**Exercise a:**
In the records, take the lines from the line with "legend-label: Leave Unchanged" to the line with "data-label: 2% [283,82,299,94]" and write them out again with every "bar-segment" changed to "stacked-bar-segment", leaving everything else as it is.

## start Page

Article IV, Section 2, Clause 1:
The Citizens of each State shall be entitled to all Privileges and Immunities of Citizens in the several States.
A question much mooted before the Civil War was whether the term could be held to include freed slaves and their descendants. In the Dred Scott case, 1 the Court answered it in the negative.
Citizens of each State, Chief Justice Taney argued, meant citizens of the United States as understood at the time the Constitution was adopted, and descendants of slaves
of the African race were not then regarded as capable of citizenship.  2 The only category of national citizenship added under the Constitution comprised aliens, naturalized in accordance with acts of Congress. 3 In dissent, Justice Curtis not only denied the Chief Justice's assertion that there were no slave descendants who were citizens of states in 1789 but further argued that, although Congress alone could determine what classes of aliens should be naturalized, the states retained the right to extend citizenship to classes of persons born within their borders who had not previously enjoyed citizenship and that one upon whom state citizenship was thus conferred became a citizen of the state in the full sense of the Constitution. 4 So far as persons born in the United States, and subject to the jurisdiction thereof are concerned, the question was put at rest by the Fourteenth Amendment.

## end Page
## start Data extract

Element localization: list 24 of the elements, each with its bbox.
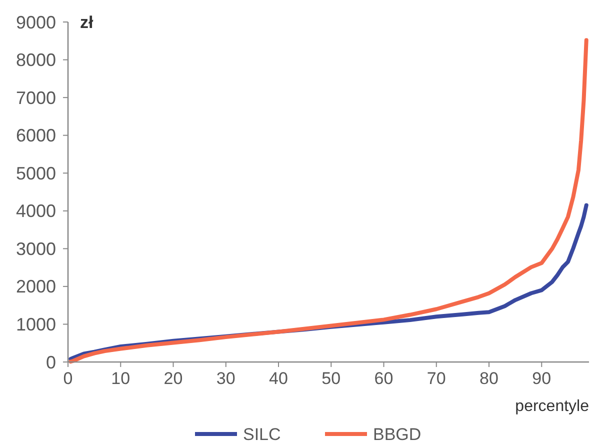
- x-tick-label: 40: [269, 369, 288, 388]
- y-tick-label: 1000: [16, 314, 56, 335]
- y-tick-label: 8000: [16, 50, 56, 70]
- y-tick-label: 7000: [16, 88, 56, 108]
- x-axis-title: percentyle: [515, 398, 590, 415]
- x-tick-label: 10: [111, 369, 130, 388]
- x-tick-label: 80: [480, 369, 498, 388]
- y-tick-label: 6000: [16, 126, 56, 146]
- legend-label: BBGD: [373, 425, 422, 444]
- x-tick-label: 60: [374, 369, 394, 388]
- y-tick-label: 3000: [16, 238, 56, 259]
- y-tick-label: 5000: [16, 163, 56, 184]
- x-tick-label: 90: [532, 369, 552, 388]
- x-tick-label: 20: [164, 369, 183, 388]
- legend-label: SILC: [243, 425, 281, 444]
- y-tick-label: 0: [46, 352, 56, 372]
- x-tick-label: 30: [216, 369, 236, 388]
- y-tick-label: 9000: [16, 12, 56, 32]
- y-tick-label: 4000: [16, 201, 56, 222]
- x-tick-label: 0: [63, 369, 73, 388]
- y-tick-label: 2000: [16, 276, 56, 297]
- y-axis-title: zł: [80, 13, 94, 32]
- x-tick-label: 70: [426, 369, 446, 388]
- x-tick-label: 50: [322, 369, 341, 388]
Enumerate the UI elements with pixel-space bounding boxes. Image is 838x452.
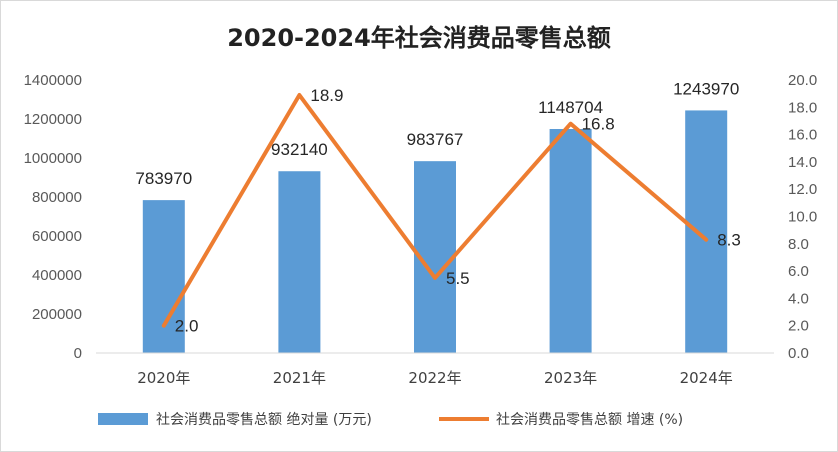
- left-tick-label: 800000: [32, 189, 82, 206]
- bar-data-label: 1148704: [538, 98, 603, 117]
- right-tick-label: 6.0: [788, 263, 809, 280]
- category-label: 2021年: [273, 369, 326, 387]
- right-tick-label: 20.0: [788, 72, 817, 89]
- line-series: 2.0 18.9 5.5 16.8 8.3: [161, 86, 741, 336]
- category-label: 2022年: [408, 369, 461, 387]
- right-tick-label: 8.0: [788, 236, 809, 253]
- line-data-label: 8.3: [717, 231, 741, 250]
- right-y-axis: 0.0 2.0 4.0 6.0 8.0 10.0 12.0 14.0 16.0 18.0 20.0: [788, 72, 817, 362]
- bar: [549, 129, 592, 353]
- line-data-label: 18.9: [310, 86, 343, 105]
- right-tick-label: 12.0: [788, 181, 817, 198]
- right-tick-label: 2.0: [788, 318, 809, 335]
- bar: [685, 110, 728, 354]
- right-tick-label: 10.0: [788, 209, 817, 226]
- right-tick-label: 0.0: [788, 345, 809, 362]
- left-tick-label: 600000: [32, 228, 82, 245]
- right-tick-label: 16.0: [788, 127, 817, 144]
- legend-swatch-bar: [98, 413, 148, 425]
- x-axis: 2020年 2021年 2022年 2023年 2024年: [96, 352, 774, 387]
- chart-title: 2020-2024年社会消费品零售总额: [227, 24, 611, 52]
- left-tick-label: 0: [74, 345, 82, 362]
- right-tick-label: 14.0: [788, 154, 817, 171]
- line-data-label: 5.5: [446, 269, 470, 288]
- legend-label-bar: 社会消费品零售总额 绝对量 (万元): [156, 412, 372, 428]
- category-label: 2024年: [680, 369, 733, 387]
- bar-data-label: 983767: [407, 130, 464, 149]
- line-data-label: 2.0: [175, 317, 199, 336]
- legend-label-line: 社会消费品零售总额 增速 (%): [496, 412, 683, 428]
- left-tick-label: 400000: [32, 267, 82, 284]
- bar-series: 783970 932140 983767 1148704 1243970: [135, 79, 739, 354]
- left-tick-label: 1000000: [24, 150, 82, 167]
- category-label: 2020年: [137, 369, 190, 387]
- bar-data-label: 1243970: [673, 79, 739, 98]
- bar: [278, 171, 321, 353]
- growth-line: [161, 93, 709, 328]
- left-tick-label: 1400000: [24, 72, 82, 89]
- right-tick-label: 18.0: [788, 99, 817, 116]
- bar-data-label: 932140: [271, 140, 328, 159]
- left-tick-label: 1200000: [24, 111, 82, 128]
- bar-data-label: 783970: [135, 169, 192, 188]
- category-label: 2023年: [544, 369, 597, 387]
- right-tick-label: 4.0: [788, 290, 809, 307]
- legend: 社会消费品零售总额 绝对量 (万元) 社会消费品零售总额 增速 (%): [98, 412, 683, 428]
- left-tick-label: 200000: [32, 306, 82, 323]
- left-y-axis: 0 200000 400000 600000 800000 1000000 1200000 1…: [24, 72, 82, 362]
- line-data-label: 16.8: [582, 115, 615, 134]
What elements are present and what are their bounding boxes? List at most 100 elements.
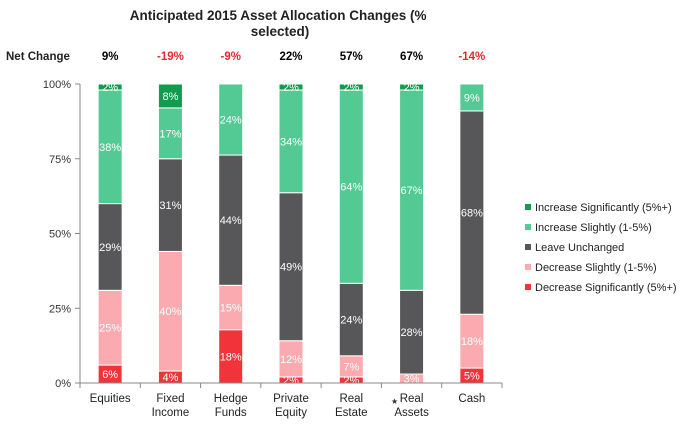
legend-label: Leave Unchanged [535,242,624,254]
y-tick-label: 75% [49,154,71,166]
bar-segment [399,289,425,375]
net-change-value: 57% [340,51,363,63]
bar-segment [459,110,485,315]
data-label: 4% [162,372,178,384]
bar-segment [157,250,183,372]
data-label: 29% [99,242,121,254]
data-label: 2% [283,82,299,94]
y-tick-label: 50% [49,229,71,241]
data-label: 15% [220,303,242,315]
data-label: 24% [220,115,242,127]
data-label: 40% [159,306,181,318]
data-label: 7% [343,361,359,373]
chart-title-line-2: selected) [251,24,310,39]
y-tick-label: 25% [49,303,71,315]
x-tick-label: Real Estate [335,393,368,419]
bar-stack: 2% 7% 24% 64% 2% [338,82,364,387]
data-label: 67% [401,185,423,197]
y-axis: 0% 25% 50% 75% 100% [43,79,81,390]
data-label: 28% [401,327,423,339]
legend-item: Leave Unchanged [525,242,624,254]
data-label: 3% [404,374,420,386]
bar-stack: 3% 28% 67% 2% [399,82,425,386]
data-label: 2% [404,82,420,94]
bar-stack: 2% 12% 49% 34% 2% [278,82,304,387]
y-tick-label: 100% [43,79,71,91]
legend-item: Increase Significantly (5%+) [525,202,672,214]
net-change-value: -14% [458,51,485,63]
chart-title-line-1: Anticipated 2015 Asset Allocation Change… [130,8,427,23]
legend-swatch [525,244,531,250]
net-change-value: -9% [220,51,240,63]
bar-stack: 5% 18% 68% 9% [459,83,485,384]
data-label: 2% [102,82,118,94]
bar-stack: 18% 15% 44% 24% [218,83,244,384]
x-tick-label: Private Equity [273,393,309,419]
x-axis: Equities Fixed Income Hedge Funds Private Equi… [79,382,503,419]
data-label: 5% [464,371,480,383]
x-tick-label: Equities [90,393,131,405]
data-label: 25% [99,323,121,335]
bar-segment [278,340,304,378]
legend-swatch [525,264,531,270]
bar-segment [459,313,485,369]
bar-segment [218,83,244,156]
data-label: 44% [220,215,242,227]
net-change-value: 9% [102,51,119,63]
legend-swatch [525,204,531,210]
legend-swatch [525,284,531,290]
bar-segment [97,83,123,91]
data-label: 34% [280,136,302,148]
net-change-label: Net Change [6,51,70,63]
data-label: 18% [220,351,242,363]
legend-label: Increase Significantly (5%+) [535,202,672,214]
x-tick-label: Hedge Funds [214,393,248,419]
net-change-value: 67% [400,51,423,63]
data-label: 38% [99,142,121,154]
data-label: 17% [159,128,181,140]
net-change-value: 22% [279,51,302,63]
chart-title: Anticipated 2015 Asset Allocation Change… [130,8,431,39]
bar-segment [278,83,304,91]
data-label: 2% [343,82,359,94]
bar-segment [338,89,364,284]
x-tick-label: Real Assets [394,393,429,419]
legend-item: Increase Slightly (1-5%) [525,222,652,234]
legend-label: Decrease Significantly (5%+) [535,282,677,294]
bar-segment [459,83,485,112]
data-label: 8% [162,91,178,103]
data-label: 64% [340,182,362,194]
data-label: 2% [283,375,299,387]
bar-segment [338,83,364,91]
legend-label: Increase Slightly (1-5%) [535,222,652,234]
legend-label: Decrease Slightly (1-5%) [535,262,657,274]
y-tick-label: 0% [55,378,71,390]
bar-segment [338,282,364,357]
data-label: 49% [280,262,302,274]
data-label: 18% [461,336,483,348]
bar-segment [157,83,183,109]
legend-swatch [525,224,531,230]
data-label: 12% [280,354,302,366]
net-change-value: -19% [157,51,184,63]
bars: 6%25%29%38%2%4%40%31%17%8%18%15%44%24%2%… [97,82,485,387]
net-change-row: 9% -19% -9% 22% 57% 67% -14% [102,51,485,63]
legend-item: Decrease Slightly (1-5%) [525,262,657,274]
bar-segment [399,83,425,91]
data-label: 31% [159,200,181,212]
data-label: 68% [461,208,483,220]
bar-stack: 4% 40% 31% 17% 8% [157,83,183,384]
bar-stack: 6% 25% 29% 38% 2% [97,82,123,384]
bar-segment [218,154,244,286]
x-tick-label: Fixed Income [152,393,190,419]
star-icon: ★ [391,397,398,406]
data-label: 9% [464,92,480,104]
legend: Increase Significantly (5%+) Increase Sli… [525,202,677,294]
legend-item: Decrease Significantly (5%+) [525,282,677,294]
data-label: 6% [102,369,118,381]
data-label: 24% [340,315,362,327]
data-label: 2% [343,375,359,387]
x-tick-label: Cash [458,393,485,405]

## end Data extract

**Exercise b:**
According to the passage on the Privileges and Immunities Clause, which amendment settled the question for persons born in the United States and subject to its jurisdiction?

**Correct result a:**
legend-label: Leave Unchanged [535,242,624,254]
y-tick-label: 75% [49,154,71,166]
stacked-bar-segment [399,289,425,375]
net-change-value: 57% [340,51,363,63]
stacked-bar-segment [459,110,485,315]
data-label: 4% [162,372,178,384]
stacked-bar-segment [157,250,183,372]
data-label: 29% [99,242,121,254]
data-label: 2% [283,82,299,94]

**Correct result b:**
The Fourteenth Amendment.